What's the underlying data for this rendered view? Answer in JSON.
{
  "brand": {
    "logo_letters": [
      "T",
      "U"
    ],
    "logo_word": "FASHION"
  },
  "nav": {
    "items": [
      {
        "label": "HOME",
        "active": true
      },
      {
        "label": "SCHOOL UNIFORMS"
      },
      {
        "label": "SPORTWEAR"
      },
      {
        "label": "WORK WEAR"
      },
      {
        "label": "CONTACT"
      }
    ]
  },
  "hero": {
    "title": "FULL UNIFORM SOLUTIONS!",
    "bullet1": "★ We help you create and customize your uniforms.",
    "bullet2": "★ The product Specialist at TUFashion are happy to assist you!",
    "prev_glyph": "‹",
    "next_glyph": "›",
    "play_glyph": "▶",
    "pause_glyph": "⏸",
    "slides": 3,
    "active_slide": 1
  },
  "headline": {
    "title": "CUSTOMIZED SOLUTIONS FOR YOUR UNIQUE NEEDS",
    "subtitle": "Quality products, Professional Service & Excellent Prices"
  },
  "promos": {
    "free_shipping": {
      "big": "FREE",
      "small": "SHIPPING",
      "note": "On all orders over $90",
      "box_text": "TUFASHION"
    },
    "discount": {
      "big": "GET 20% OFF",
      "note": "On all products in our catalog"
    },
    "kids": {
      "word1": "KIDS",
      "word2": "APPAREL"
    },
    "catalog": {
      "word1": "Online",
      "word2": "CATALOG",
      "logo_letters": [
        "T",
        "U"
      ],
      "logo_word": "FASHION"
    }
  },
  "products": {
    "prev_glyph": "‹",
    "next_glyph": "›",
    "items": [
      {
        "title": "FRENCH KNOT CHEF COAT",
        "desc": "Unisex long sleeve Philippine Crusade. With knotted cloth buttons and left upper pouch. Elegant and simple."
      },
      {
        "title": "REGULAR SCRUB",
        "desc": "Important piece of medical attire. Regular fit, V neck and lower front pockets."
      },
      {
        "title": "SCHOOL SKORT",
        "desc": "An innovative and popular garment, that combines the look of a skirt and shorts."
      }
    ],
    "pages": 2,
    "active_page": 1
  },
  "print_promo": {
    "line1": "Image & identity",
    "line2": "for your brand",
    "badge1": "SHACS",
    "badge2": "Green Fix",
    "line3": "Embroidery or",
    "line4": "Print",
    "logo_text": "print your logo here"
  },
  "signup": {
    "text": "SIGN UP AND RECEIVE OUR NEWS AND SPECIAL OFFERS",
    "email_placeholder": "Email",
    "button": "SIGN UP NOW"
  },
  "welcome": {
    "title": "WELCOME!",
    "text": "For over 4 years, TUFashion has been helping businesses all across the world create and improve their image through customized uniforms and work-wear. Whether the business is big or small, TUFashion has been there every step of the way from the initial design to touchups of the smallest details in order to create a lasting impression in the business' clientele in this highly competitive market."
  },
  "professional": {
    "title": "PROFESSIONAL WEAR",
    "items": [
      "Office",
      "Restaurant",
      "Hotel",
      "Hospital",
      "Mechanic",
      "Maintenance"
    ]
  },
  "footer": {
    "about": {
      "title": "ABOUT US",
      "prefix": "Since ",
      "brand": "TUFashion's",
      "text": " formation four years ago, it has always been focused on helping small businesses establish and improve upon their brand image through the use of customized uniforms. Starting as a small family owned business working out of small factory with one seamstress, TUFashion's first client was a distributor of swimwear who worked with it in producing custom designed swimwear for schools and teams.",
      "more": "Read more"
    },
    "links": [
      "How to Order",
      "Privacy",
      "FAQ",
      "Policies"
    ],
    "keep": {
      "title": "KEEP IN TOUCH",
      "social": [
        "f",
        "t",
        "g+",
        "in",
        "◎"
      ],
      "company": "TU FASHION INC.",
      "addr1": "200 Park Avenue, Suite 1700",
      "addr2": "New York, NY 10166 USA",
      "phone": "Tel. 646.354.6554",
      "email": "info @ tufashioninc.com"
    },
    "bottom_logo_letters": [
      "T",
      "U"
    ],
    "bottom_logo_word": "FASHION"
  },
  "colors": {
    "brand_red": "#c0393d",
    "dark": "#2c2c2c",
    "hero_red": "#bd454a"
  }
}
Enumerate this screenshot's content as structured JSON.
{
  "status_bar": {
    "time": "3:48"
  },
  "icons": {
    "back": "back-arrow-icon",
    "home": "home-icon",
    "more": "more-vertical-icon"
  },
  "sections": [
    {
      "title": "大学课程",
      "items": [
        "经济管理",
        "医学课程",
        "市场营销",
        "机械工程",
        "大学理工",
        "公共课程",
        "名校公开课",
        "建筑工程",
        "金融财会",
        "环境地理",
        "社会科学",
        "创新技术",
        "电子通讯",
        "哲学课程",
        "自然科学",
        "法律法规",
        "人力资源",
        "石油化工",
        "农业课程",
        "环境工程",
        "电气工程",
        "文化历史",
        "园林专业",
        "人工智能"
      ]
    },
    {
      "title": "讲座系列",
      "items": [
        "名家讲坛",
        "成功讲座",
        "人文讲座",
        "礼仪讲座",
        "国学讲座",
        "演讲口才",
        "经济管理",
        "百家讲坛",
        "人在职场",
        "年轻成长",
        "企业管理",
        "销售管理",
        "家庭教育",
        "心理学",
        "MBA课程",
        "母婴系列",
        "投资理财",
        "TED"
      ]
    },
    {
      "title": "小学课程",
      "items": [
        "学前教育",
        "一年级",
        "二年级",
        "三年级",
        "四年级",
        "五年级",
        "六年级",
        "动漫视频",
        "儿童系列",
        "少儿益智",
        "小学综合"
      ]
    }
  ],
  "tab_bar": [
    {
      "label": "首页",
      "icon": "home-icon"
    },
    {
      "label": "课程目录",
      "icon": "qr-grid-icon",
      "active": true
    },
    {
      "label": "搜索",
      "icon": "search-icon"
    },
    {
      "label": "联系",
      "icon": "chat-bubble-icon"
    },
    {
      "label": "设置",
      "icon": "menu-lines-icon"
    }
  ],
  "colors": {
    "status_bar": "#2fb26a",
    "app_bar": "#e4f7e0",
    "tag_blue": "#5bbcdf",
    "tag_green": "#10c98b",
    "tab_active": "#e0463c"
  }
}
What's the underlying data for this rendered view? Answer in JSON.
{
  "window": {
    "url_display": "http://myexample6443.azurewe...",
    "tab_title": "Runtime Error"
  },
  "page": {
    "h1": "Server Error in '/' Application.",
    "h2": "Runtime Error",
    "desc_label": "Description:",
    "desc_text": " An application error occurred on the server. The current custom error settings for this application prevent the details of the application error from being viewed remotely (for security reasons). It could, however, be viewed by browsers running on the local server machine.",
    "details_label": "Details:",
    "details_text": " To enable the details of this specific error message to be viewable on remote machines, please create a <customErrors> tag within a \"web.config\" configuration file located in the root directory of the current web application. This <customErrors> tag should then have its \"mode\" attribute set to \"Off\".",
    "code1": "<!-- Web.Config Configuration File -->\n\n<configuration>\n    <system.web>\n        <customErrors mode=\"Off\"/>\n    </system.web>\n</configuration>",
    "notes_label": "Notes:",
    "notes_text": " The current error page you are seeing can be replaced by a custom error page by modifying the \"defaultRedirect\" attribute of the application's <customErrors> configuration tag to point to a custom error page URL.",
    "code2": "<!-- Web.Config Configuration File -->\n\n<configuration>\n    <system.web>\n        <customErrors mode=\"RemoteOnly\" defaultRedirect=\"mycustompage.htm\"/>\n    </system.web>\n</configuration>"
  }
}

☆ ☆ ☆ ☆ ☆ ☆ ☆

Required task: Give the data again, exactly as it stands.

Output below:
What's the underlying data for this rendered view? Answer in JSON.
{
  "brand": {
    "logo_letters": [
      "T",
      "U"
    ],
    "logo_word": "FASHION"
  },
  "nav": {
    "items": [
      {
        "label": "HOME",
        "active": true
      },
      {
        "label": "SCHOOL UNIFORMS"
      },
      {
        "label": "SPORTWEAR"
      },
      {
        "label": "WORK WEAR"
      },
      {
        "label": "CONTACT"
      }
    ]
  },
  "hero": {
    "title": "FULL UNIFORM SOLUTIONS!",
    "bullet1": "★ We help you create and customize your uniforms.",
    "bullet2": "★ The product Specialist at TUFashion are happy to assist you!",
    "prev_glyph": "‹",
    "next_glyph": "›",
    "play_glyph": "▶",
    "pause_glyph": "⏸",
    "slides": 3,
    "active_slide": 1
  },
  "headline": {
    "title": "CUSTOMIZED SOLUTIONS FOR YOUR UNIQUE NEEDS",
    "subtitle": "Quality products, Professional Service & Excellent Prices"
  },
  "promos": {
    "free_shipping": {
      "big": "FREE",
      "small": "SHIPPING",
      "note": "On all orders over $90",
      "box_text": "TUFASHION"
    },
    "discount": {
      "big": "GET 20% OFF",
      "note": "On all products in our catalog"
    },
    "kids": {
      "word1": "KIDS",
      "word2": "APPAREL"
    },
    "catalog": {
      "word1": "Online",
      "word2": "CATALOG",
      "logo_letters": [
        "T",
        "U"
      ],
      "logo_word": "FASHION"
    }
  },
  "products": {
    "prev_glyph": "‹",
    "next_glyph": "›",
    "items": [
      {
        "title": "FRENCH KNOT CHEF COAT",
        "desc": "Unisex long sleeve Philippine Crusade. With knotted cloth buttons and left upper pouch. Elegant and simple."
      },
      {
        "title": "REGULAR SCRUB",
        "desc": "Important piece of medical attire. Regular fit, V neck and lower front pockets."
      },
      {
        "title": "SCHOOL SKORT",
        "desc": "An innovative and popular garment, that combines the look of a skirt and shorts."
      }
    ],
    "pages": 2,
    "active_page": 1
  },
  "print_promo": {
    "line1": "Image & identity",
    "line2": "for your brand",
    "badge1": "SHACS",
    "badge2": "Green Fix",
    "line3": "Embroidery or",
    "line4": "Print",
    "logo_text": "print your logo here"
  },
  "signup": {
    "text": "SIGN UP AND RECEIVE OUR NEWS AND SPECIAL OFFERS",
    "email_placeholder": "Email",
    "button": "SIGN UP NOW"
  },
  "welcome": {
    "title": "WELCOME!",
    "text": "For over 4 years, TUFashion has been helping businesses all across the world create and improve their image through customized uniforms and work-wear. Whether the business is big or small, TUFashion has been there every step of the way from the initial design to touchups of the smallest details in order to create a lasting impression in the business' clientele in this highly competitive market."
  },
  "professional": {
    "title": "PROFESSIONAL WEAR",
    "items": [
      "Office",
      "Restaurant",
      "Hotel",
      "Hospital",
      "Mechanic",
      "Maintenance"
    ]
  },
  "footer": {
    "about": {
      "title": "ABOUT US",
      "prefix": "Since ",
      "brand": "TUFashion's",
      "text": " formation four years ago, it has always been focused on helping small businesses establish and improve upon their brand image through the use of customized uniforms. Starting as a small family owned business working out of small factory with one seamstress, TUFashion's first client was a distributor of swimwear who worked with it in producing custom designed swimwear for schools and teams.",
      "more": "Read more"
    },
    "links": [
      "How to Order",
      "Privacy",
      "FAQ",
      "Policies"
    ],
    "keep": {
      "title": "KEEP IN TOUCH",
      "social": [
        "f",
        "t",
        "g+",
        "in",
        "◎"
      ],
      "company": "TU FASHION INC.",
      "addr1": "200 Park Avenue, Suite 1700",
      "addr2": "New York, NY 10166 USA",
      "phone": "Tel. 646.354.6554",
      "email": "info @ tufashioninc.com"
    },
    "bottom_logo_letters": [
      "T",
      "U"
    ],
    "bottom_logo_word": "FASHION"
  },
  "colors": {
    "brand_red": "#c0393d",
    "dark": "#2c2c2c",
    "hero_red": "#bd454a"
  }
}
Enumerate this screenshot's content as structured JSON.
{
  "status_bar": {
    "time": "3:48"
  },
  "icons": {
    "back": "back-arrow-icon",
    "home": "home-icon",
    "more": "more-vertical-icon"
  },
  "sections": [
    {
      "title": "大学课程",
      "items": [
        "经济管理",
        "医学课程",
        "市场营销",
        "机械工程",
        "大学理工",
        "公共课程",
        "名校公开课",
        "建筑工程",
        "金融财会",
        "环境地理",
        "社会科学",
        "创新技术",
        "电子通讯",
        "哲学课程",
        "自然科学",
        "法律法规",
        "人力资源",
        "石油化工",
        "农业课程",
        "环境工程",
        "电气工程",
        "文化历史",
        "园林专业",
        "人工智能"
      ]
    },
    {
      "title": "讲座系列",
      "items": [
        "名家讲坛",
        "成功讲座",
        "人文讲座",
        "礼仪讲座",
        "国学讲座",
        "演讲口才",
        "经济管理",
        "百家讲坛",
        "人在职场",
        "年轻成长",
        "企业管理",
        "销售管理",
        "家庭教育",
        "心理学",
        "MBA课程",
        "母婴系列",
        "投资理财",
        "TED"
      ]
    },
    {
      "title": "小学课程",
      "items": [
        "学前教育",
        "一年级",
        "二年级",
        "三年级",
        "四年级",
        "五年级",
        "六年级",
        "动漫视频",
        "儿童系列",
        "少儿益智",
        "小学综合"
      ]
    }
  ],
  "tab_bar": [
    {
      "label": "首页",
      "icon": "home-icon"
    },
    {
      "label": "课程目录",
      "icon": "qr-grid-icon",
      "active": true
    },
    {
      "label": "搜索",
      "icon": "search-icon"
    },
    {
      "label": "联系",
      "icon": "chat-bubble-icon"
    },
    {
      "label": "设置",
      "icon": "menu-lines-icon"
    }
  ],
  "colors": {
    "status_bar": "#2fb26a",
    "app_bar": "#e4f7e0",
    "tag_blue": "#5bbcdf",
    "tag_green": "#10c98b",
    "tab_active": "#e0463c"
  }
}
What's the underlying data for this rendered view? Answer in JSON.
{
  "window": {
    "url_display": "http://myexample6443.azurewe...",
    "tab_title": "Runtime Error"
  },
  "page": {
    "h1": "Server Error in '/' Application.",
    "h2": "Runtime Error",
    "desc_label": "Description:",
    "desc_text": " An application error occurred on the server. The current custom error settings for this application prevent the details of the application error from being viewed remotely (for security reasons). It could, however, be viewed by browsers running on the local server machine.",
    "details_label": "Details:",
    "details_text": " To enable the details of this specific error message to be viewable on remote machines, please create a <customErrors> tag within a \"web.config\" configuration file located in the root directory of the current web application. This <customErrors> tag should then have its \"mode\" attribute set to \"Off\".",
    "code1": "<!-- Web.Config Configuration File -->\n\n<configuration>\n    <system.web>\n        <customErrors mode=\"Off\"/>\n    </system.web>\n</configuration>",
    "notes_label": "Notes:",
    "notes_text": " The current error page you are seeing can be replaced by a custom error page by modifying the \"defaultRedirect\" attribute of the application's <customErrors> configuration tag to point to a custom error page URL.",
    "code2": "<!-- Web.Config Configuration File -->\n\n<configuration>\n    <system.web>\n        <customErrors mode=\"RemoteOnly\" defaultRedirect=\"mycustompage.htm\"/>\n    </system.web>\n</configuration>"
  }
}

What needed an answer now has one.